### RECORDS FOR THIS TASK
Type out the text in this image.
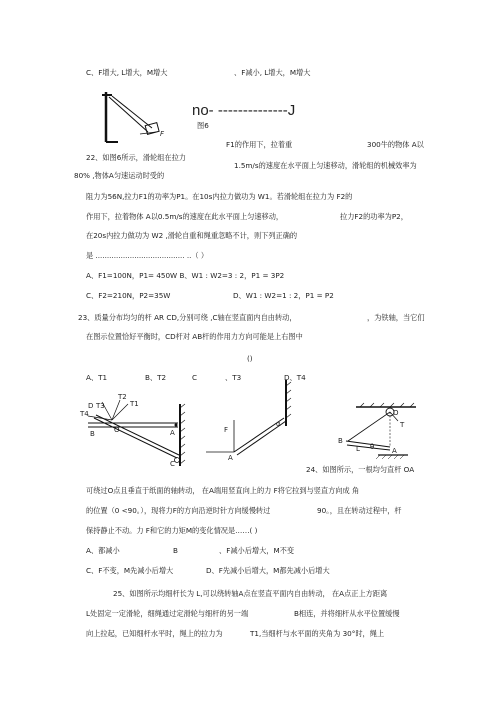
C、F增大, L增大，M增大	、F减小, L增大，M增大
F
no- --------------J
图6
F1的作用下，拉着重	300牛的物体 A以
22、如图6所示，滑轮组在拉力
1.5m/s的速度在水平面上匀速移动，滑轮组的机械效率为
80% ,物体A匀速运动时受的
阻力为56N,拉力F1的功率为P1。在10s内拉力做功为 W1。若滑轮组在拉力为 F2的
作用下，拉着物体 A以0.5m/s的速度在此水平面上匀速移动，	拉力F2的功率为P2，
在20s内拉力做功为 W2 ,滑轮自重和绳重忽略不计，则下列正确的
是 ....................................... ..（ ）
A、F1=100N，P1= 450W B、W1 : W2=3 : 2，P1 = 3P2
C、F2=210N，P2=35W	D、W1 : W2=1 : 2，P1 = P2
23、质量分布均匀的杆 AR CD,分别可绕 ,C轴在竖直面内自由转动，	，为铁轴，当它们
在图示位置恰好平衡时，CD杆对 AB杆的作用力方向可能是上右图中
()
A、T1	B、T2	C	、T3	D、T4
D T3
T2
T1
T4
B	O	A
C
F
A
α
O
T
B
L θ	A
24、如图所示，一根均匀直杆 OA
可绕过O点且垂直于纸面的轴转动， 在A端用竖直向上的力 F将它拉到与竖直方向成 角
的位置（0 <90。），现将力F的方向沿逆时针方向缓慢转过	90。，且在转动过程中，杆
保持静止不动。力 F和它的力矩M的变化情况是……( )
A、都减小	B	、F减小后增大，M不变
C、F不变，M先减小后增大	D、F先减小后增大，M都先减小后增大
25、如图所示均细杆长为 L,可以绕转轴A点在竖直平面内自由转动， 在A点正上方距离
L处固定一定滑轮，细绳通过定滑轮与细杆的另一端	B相连，并将细杆从水平位置缓慢
向上拉起，已知细杆水平时，绳上的拉力为	T1,当细杆与水平面的夹角为 30°时，绳上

### BRIEF
Copy the records above exactly. The pictures are not part of the copy.

### COMPLETED TASK
Type out the text in this image.
C、F增大, L增大，M增大	、F减小, L增大，M增大
F
no- --------------J
图6
F1的作用下，拉着重	300牛的物体 A以
22、如图6所示，滑轮组在拉力
1.5m/s的速度在水平面上匀速移动，滑轮组的机械效率为
80% ,物体A匀速运动时受的
阻力为56N,拉力F1的功率为P1。在10s内拉力做功为 W1。若滑轮组在拉力为 F2的
作用下，拉着物体 A以0.5m/s的速度在此水平面上匀速移动，	拉力F2的功率为P2，
在20s内拉力做功为 W2 ,滑轮自重和绳重忽略不计，则下列正确的
是 ....................................... ..（ ）
A、F1=100N，P1= 450W B、W1 : W2=3 : 2，P1 = 3P2
C、F2=210N，P2=35W	D、W1 : W2=1 : 2，P1 = P2
23、质量分布均匀的杆 AR CD,分别可绕 ,C轴在竖直面内自由转动，	，为铁轴，当它们
在图示位置恰好平衡时，CD杆对 AB杆的作用力方向可能是上右图中
()
A、T1	B、T2	C	、T3	D、T4
D T3
T2
T1
T4
B	O	A
C
F
A
α
O
T
B
L θ	A
24、如图所示，一根均匀直杆 OA
可绕过O点且垂直于纸面的轴转动， 在A端用竖直向上的力 F将它拉到与竖直方向成 角
的位置（0 <90。），现将力F的方向沿逆时针方向缓慢转过	90。，且在转动过程中，杆
保持静止不动。力 F和它的力矩M的变化情况是……( )
A、都减小	B	、F减小后增大，M不变
C、F不变，M先减小后增大	D、F先减小后增大，M都先减小后增大
25、如图所示均细杆长为 L,可以绕转轴A点在竖直平面内自由转动， 在A点正上方距离
L处固定一定滑轮，细绳通过定滑轮与细杆的另一端	B相连，并将细杆从水平位置缓慢
向上拉起，已知细杆水平时，绳上的拉力为	T1,当细杆与水平面的夹角为 30°时，绳上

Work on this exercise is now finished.